■ Task prompt:
Lines that contain the string "name" are to be copied; leave out all others.
** start Material **
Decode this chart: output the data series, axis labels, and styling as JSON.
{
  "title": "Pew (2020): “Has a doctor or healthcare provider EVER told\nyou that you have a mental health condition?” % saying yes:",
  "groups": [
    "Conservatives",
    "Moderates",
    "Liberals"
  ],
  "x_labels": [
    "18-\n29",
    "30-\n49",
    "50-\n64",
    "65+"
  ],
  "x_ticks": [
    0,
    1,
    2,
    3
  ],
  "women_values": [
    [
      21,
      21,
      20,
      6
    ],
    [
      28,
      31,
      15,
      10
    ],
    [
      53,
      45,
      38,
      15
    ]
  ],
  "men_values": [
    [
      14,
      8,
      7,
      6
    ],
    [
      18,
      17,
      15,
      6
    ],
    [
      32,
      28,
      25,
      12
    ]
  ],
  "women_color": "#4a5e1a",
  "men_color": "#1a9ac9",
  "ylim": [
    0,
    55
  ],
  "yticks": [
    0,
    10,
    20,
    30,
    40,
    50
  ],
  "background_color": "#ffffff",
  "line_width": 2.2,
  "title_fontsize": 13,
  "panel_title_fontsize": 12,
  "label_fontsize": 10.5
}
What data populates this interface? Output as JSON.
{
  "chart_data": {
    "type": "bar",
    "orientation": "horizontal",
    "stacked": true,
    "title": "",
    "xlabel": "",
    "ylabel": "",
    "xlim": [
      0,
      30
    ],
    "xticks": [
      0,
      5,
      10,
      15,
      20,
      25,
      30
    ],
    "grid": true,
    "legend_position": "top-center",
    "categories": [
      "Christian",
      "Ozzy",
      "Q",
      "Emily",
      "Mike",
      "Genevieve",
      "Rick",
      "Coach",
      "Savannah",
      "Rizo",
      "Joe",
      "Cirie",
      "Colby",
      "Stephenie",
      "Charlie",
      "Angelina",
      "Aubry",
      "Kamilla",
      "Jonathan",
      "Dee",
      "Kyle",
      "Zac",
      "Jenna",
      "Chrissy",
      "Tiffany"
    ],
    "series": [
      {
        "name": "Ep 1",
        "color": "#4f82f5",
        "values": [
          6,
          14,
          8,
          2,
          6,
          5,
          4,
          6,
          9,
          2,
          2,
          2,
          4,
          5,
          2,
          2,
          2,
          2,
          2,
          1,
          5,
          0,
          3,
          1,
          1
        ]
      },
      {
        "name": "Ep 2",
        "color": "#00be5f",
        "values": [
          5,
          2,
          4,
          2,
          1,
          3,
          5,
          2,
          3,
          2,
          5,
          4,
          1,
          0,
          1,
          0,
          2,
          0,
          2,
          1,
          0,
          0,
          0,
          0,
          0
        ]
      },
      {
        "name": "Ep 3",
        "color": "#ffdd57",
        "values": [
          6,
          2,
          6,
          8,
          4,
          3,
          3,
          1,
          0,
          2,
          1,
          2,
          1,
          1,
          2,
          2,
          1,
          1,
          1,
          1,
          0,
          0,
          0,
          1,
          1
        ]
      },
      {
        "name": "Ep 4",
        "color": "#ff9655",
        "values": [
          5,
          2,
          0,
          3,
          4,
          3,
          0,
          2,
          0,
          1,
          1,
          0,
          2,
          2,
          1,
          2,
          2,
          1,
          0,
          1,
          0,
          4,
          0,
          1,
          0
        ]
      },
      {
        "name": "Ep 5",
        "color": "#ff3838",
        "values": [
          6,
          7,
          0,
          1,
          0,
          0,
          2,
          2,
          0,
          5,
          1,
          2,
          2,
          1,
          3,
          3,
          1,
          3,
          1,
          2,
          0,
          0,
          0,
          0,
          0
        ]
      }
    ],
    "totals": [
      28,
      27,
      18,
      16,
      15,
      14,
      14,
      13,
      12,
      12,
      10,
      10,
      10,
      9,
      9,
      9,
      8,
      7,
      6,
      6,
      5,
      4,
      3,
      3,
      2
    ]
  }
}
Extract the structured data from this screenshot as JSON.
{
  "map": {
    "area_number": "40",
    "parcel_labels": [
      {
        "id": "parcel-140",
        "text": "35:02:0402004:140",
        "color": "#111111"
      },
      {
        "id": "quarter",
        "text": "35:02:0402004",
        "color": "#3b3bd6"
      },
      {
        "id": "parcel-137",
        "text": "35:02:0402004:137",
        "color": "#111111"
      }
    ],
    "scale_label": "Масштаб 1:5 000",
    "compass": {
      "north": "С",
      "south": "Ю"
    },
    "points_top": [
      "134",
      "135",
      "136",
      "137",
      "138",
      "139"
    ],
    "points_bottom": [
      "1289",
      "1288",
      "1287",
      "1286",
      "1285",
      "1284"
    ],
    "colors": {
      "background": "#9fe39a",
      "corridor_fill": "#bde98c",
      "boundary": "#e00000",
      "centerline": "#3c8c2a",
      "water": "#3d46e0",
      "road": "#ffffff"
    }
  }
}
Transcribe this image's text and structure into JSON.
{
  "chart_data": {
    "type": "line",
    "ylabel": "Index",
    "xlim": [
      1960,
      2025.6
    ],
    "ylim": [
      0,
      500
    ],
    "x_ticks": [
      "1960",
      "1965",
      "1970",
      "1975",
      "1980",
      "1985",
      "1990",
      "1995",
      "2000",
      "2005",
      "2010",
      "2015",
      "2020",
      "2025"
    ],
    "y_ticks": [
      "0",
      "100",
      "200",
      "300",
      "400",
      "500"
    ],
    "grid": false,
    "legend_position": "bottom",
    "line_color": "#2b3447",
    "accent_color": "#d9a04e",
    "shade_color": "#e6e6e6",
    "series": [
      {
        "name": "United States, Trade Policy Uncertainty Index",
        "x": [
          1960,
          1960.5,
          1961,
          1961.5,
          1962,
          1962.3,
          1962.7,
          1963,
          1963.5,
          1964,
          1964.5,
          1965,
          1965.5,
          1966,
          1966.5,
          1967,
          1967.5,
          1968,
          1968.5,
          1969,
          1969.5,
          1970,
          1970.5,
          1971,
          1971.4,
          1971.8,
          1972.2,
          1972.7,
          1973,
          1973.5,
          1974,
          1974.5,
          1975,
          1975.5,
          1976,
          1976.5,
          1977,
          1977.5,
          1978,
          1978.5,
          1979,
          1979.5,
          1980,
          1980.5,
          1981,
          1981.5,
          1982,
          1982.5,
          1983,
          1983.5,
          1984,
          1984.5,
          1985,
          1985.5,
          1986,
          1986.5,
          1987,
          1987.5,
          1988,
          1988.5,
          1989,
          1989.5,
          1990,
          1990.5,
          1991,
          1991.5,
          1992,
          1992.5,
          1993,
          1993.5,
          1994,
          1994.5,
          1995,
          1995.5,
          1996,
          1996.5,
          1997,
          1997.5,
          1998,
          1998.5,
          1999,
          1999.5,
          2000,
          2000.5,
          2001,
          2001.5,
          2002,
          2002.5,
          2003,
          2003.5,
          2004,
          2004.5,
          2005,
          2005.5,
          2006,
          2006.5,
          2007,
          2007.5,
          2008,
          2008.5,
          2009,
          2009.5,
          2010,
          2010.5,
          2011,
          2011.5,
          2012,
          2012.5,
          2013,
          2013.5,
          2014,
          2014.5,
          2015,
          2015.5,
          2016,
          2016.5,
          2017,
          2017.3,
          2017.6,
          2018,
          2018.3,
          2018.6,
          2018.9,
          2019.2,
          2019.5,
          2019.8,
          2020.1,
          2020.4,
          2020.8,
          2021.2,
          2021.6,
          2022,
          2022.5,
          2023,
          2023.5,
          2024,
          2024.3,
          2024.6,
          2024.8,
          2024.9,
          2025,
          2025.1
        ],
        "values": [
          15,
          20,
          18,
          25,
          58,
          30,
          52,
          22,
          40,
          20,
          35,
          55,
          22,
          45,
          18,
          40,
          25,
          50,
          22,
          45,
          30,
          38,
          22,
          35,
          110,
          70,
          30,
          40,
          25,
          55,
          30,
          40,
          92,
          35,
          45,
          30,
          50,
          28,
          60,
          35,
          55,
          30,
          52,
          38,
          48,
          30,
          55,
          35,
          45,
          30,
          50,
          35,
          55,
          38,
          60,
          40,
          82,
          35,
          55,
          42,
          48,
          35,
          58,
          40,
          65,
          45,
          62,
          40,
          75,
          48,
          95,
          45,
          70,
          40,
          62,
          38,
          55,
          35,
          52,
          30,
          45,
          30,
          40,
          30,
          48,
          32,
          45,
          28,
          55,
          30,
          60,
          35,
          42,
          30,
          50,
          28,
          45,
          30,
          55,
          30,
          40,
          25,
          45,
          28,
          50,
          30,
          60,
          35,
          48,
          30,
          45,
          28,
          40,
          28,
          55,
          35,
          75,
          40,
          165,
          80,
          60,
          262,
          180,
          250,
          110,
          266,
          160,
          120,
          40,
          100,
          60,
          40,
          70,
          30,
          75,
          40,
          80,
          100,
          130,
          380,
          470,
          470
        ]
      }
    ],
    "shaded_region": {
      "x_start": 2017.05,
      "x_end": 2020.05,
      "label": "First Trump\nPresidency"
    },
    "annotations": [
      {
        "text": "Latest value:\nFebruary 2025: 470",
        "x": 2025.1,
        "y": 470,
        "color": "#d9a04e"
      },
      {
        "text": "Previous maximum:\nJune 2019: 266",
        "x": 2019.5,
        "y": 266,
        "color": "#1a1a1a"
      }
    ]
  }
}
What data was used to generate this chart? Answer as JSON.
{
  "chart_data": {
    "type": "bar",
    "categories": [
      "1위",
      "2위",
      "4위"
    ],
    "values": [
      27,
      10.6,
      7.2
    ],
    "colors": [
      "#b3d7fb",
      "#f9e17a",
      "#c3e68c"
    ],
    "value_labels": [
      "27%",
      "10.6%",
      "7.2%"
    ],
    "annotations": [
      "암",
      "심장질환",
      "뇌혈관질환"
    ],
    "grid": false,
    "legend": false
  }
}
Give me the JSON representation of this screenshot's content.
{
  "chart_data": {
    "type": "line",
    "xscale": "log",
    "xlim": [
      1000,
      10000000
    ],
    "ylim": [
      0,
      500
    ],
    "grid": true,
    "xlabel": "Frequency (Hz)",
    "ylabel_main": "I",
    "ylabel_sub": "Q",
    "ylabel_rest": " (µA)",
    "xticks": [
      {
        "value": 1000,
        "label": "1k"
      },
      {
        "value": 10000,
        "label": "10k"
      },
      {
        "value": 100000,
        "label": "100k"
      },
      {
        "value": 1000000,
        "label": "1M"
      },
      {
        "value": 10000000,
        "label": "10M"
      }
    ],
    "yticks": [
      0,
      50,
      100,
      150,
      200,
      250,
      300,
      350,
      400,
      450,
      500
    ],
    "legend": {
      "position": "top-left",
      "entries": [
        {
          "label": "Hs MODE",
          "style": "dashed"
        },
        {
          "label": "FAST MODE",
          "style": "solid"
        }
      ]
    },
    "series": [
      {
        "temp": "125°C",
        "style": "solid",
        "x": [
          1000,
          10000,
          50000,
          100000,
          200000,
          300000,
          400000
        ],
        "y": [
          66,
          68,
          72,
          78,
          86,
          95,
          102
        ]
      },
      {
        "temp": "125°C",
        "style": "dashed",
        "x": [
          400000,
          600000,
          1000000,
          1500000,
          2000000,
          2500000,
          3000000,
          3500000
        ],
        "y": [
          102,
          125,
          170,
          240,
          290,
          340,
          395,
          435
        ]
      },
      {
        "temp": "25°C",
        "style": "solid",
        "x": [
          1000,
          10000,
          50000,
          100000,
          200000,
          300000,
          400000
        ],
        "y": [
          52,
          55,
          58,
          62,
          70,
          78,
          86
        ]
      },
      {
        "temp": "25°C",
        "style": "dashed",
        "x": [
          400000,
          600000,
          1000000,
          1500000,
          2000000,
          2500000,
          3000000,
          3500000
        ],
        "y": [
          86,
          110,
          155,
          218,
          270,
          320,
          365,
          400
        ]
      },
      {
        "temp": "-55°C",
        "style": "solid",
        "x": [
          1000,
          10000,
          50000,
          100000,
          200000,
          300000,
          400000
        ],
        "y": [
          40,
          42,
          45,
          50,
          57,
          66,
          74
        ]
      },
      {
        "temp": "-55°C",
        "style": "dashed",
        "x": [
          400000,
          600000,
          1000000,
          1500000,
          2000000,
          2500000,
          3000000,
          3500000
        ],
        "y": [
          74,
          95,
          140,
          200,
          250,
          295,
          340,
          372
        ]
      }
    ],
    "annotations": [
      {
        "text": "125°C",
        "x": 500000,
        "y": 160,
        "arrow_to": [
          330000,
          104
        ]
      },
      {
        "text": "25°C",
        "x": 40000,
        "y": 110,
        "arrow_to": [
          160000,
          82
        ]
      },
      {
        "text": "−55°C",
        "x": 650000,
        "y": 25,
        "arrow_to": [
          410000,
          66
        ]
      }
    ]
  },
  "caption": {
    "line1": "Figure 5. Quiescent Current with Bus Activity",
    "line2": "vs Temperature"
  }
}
** end Material **
■ Response to the exercise:
        "name": "Ep 1",
        "name": "Ep 2",
        "name": "Ep 3",
        "name": "Ep 4",
        "name": "Ep 5",
        "name": "United States, Trade Policy Uncertainty Index",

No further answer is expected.